> **Short task**: Locate every line that holds the string "пользователь" and copy it.

[Dataset records]
************

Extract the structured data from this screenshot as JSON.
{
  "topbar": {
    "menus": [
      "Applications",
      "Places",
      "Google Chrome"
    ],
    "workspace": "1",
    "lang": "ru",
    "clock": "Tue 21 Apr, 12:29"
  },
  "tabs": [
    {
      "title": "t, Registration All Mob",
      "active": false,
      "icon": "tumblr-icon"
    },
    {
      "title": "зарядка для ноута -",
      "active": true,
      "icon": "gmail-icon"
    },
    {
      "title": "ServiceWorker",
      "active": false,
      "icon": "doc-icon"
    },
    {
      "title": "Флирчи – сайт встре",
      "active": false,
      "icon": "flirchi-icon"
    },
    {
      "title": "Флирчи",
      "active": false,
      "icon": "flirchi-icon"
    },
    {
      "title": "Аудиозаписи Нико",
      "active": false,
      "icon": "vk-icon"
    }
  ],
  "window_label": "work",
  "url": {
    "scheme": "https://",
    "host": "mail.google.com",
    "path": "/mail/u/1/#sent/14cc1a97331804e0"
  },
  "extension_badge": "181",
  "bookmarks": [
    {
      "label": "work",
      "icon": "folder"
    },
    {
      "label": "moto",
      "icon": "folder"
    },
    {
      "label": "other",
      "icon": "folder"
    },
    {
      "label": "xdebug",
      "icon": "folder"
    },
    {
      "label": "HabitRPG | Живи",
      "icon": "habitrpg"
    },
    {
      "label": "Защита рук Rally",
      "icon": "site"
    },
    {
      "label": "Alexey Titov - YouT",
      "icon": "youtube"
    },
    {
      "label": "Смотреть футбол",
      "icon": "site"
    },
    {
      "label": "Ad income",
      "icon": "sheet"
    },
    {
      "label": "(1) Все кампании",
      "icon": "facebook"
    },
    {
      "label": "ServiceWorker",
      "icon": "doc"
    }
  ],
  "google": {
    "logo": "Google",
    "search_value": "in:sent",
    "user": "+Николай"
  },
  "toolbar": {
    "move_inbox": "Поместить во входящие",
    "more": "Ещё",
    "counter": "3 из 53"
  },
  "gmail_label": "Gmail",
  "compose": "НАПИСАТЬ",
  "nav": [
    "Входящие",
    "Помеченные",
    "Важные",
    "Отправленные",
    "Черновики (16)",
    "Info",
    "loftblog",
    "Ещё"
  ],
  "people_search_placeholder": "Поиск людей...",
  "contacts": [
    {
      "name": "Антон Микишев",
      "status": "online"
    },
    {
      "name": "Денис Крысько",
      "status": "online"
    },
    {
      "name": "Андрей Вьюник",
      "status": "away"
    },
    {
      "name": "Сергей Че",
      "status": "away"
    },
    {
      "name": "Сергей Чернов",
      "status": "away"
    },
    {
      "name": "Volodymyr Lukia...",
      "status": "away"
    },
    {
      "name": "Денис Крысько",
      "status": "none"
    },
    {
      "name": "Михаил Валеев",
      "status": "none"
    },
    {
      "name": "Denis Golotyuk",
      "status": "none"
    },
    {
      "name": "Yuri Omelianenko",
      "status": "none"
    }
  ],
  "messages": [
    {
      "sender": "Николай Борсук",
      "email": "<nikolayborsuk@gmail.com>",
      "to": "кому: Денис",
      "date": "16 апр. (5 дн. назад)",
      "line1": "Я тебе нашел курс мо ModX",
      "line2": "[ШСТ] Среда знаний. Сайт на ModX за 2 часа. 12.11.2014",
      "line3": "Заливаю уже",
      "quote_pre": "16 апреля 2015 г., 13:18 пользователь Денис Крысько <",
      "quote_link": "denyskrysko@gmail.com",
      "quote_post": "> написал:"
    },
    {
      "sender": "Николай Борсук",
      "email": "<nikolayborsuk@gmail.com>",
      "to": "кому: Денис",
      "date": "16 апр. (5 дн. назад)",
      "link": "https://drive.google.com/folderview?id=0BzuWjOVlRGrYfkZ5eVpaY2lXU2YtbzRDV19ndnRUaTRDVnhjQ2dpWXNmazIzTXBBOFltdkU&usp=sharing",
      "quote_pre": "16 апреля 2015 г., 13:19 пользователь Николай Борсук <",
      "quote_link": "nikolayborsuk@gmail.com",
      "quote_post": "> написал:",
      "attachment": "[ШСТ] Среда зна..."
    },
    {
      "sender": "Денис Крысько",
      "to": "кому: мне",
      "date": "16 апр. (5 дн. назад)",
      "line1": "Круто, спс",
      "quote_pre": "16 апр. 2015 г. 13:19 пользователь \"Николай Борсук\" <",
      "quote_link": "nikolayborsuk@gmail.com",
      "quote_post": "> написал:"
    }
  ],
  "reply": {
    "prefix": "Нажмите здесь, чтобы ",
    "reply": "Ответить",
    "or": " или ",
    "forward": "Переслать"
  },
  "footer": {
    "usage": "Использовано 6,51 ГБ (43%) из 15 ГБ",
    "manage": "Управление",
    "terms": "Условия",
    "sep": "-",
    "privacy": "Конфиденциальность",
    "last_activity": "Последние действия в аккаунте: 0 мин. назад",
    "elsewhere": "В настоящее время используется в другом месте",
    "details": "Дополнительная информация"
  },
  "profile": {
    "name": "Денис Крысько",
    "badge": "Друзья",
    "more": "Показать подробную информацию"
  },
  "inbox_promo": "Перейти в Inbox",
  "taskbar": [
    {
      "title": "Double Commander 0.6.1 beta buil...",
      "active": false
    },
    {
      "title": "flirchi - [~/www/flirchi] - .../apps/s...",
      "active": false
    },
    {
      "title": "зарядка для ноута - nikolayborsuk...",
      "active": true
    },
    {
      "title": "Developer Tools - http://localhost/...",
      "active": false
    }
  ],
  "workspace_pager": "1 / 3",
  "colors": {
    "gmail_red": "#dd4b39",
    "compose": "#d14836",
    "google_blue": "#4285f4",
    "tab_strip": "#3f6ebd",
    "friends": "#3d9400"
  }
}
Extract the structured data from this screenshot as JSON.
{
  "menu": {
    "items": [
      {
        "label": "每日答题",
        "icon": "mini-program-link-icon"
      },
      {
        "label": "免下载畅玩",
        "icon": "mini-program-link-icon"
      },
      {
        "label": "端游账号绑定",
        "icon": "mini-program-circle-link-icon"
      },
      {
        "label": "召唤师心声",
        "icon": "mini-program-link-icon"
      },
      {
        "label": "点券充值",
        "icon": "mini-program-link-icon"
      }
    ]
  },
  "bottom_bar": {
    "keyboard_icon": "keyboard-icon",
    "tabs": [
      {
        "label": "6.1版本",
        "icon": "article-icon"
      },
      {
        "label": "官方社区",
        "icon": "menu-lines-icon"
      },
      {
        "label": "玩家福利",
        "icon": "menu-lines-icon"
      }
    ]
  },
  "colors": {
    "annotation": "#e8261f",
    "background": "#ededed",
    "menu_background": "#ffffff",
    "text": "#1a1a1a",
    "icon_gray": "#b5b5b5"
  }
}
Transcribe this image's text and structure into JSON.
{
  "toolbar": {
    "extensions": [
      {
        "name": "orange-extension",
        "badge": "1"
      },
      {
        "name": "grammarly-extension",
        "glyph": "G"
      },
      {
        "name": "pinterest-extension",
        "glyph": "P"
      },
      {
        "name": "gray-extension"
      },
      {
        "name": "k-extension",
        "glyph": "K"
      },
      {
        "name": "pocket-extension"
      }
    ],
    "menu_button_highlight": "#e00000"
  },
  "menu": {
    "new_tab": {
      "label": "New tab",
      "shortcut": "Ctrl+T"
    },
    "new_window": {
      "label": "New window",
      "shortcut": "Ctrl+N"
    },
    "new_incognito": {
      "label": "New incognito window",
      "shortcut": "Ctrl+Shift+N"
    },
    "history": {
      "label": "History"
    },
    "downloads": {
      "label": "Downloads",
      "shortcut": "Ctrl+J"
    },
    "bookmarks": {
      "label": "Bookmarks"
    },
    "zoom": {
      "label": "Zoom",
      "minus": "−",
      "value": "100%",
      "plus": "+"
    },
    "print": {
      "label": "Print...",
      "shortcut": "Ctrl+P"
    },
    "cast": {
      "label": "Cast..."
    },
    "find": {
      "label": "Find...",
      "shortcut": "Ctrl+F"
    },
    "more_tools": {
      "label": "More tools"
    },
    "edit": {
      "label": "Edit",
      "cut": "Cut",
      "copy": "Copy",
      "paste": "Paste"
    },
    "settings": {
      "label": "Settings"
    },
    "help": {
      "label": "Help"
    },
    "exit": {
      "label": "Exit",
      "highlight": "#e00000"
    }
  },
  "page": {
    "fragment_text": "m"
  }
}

************

> **Worked solution**:
      "quote_pre": "16 апреля 2015 г., 13:18 пользователь Денис Крысько <",
      "quote_pre": "16 апреля 2015 г., 13:19 пользователь Николай Борсук <",
      "quote_pre": "16 апр. 2015 г. 13:19 пользователь \"Николай Борсук\" <",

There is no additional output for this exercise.